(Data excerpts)
---
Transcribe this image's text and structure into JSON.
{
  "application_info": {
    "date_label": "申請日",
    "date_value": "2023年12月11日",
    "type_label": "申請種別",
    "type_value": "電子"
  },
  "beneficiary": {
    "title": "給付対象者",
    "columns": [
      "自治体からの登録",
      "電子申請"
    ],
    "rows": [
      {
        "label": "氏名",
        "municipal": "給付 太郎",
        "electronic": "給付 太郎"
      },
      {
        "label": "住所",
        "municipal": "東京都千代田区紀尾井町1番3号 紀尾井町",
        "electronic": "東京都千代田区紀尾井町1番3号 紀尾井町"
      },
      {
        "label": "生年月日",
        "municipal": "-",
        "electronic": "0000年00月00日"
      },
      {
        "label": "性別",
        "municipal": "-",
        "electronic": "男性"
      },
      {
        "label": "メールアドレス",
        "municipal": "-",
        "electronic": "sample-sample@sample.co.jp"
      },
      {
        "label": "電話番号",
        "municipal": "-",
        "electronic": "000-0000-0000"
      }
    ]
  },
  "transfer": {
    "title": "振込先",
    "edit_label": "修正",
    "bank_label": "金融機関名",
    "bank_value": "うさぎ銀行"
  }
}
---
| Task to carry out |
Transcribe each record exactly. Leave nothing out.

| Written solution |
Transcribe this image's text and structure into JSON.
{
  "application_info": {
    "date_label": "申請日",
    "date_value": "2023年12月11日",
    "type_label": "申請種別",
    "type_value": "電子"
  },
  "beneficiary": {
    "title": "給付対象者",
    "columns": [
      "自治体からの登録",
      "電子申請"
    ],
    "rows": [
      {
        "label": "氏名",
        "municipal": "給付 太郎",
        "electronic": "給付 太郎"
      },
      {
        "label": "住所",
        "municipal": "東京都千代田区紀尾井町1番3号 紀尾井町",
        "electronic": "東京都千代田区紀尾井町1番3号 紀尾井町"
      },
      {
        "label": "生年月日",
        "municipal": "-",
        "electronic": "0000年00月00日"
      },
      {
        "label": "性別",
        "municipal": "-",
        "electronic": "男性"
      },
      {
        "label": "メールアドレス",
        "municipal": "-",
        "electronic": "sample-sample@sample.co.jp"
      },
      {
        "label": "電話番号",
        "municipal": "-",
        "electronic": "000-0000-0000"
      }
    ]
  },
  "transfer": {
    "title": "振込先",
    "edit_label": "修正",
    "bank_label": "金融機関名",
    "bank_value": "うさぎ銀行"
  }
}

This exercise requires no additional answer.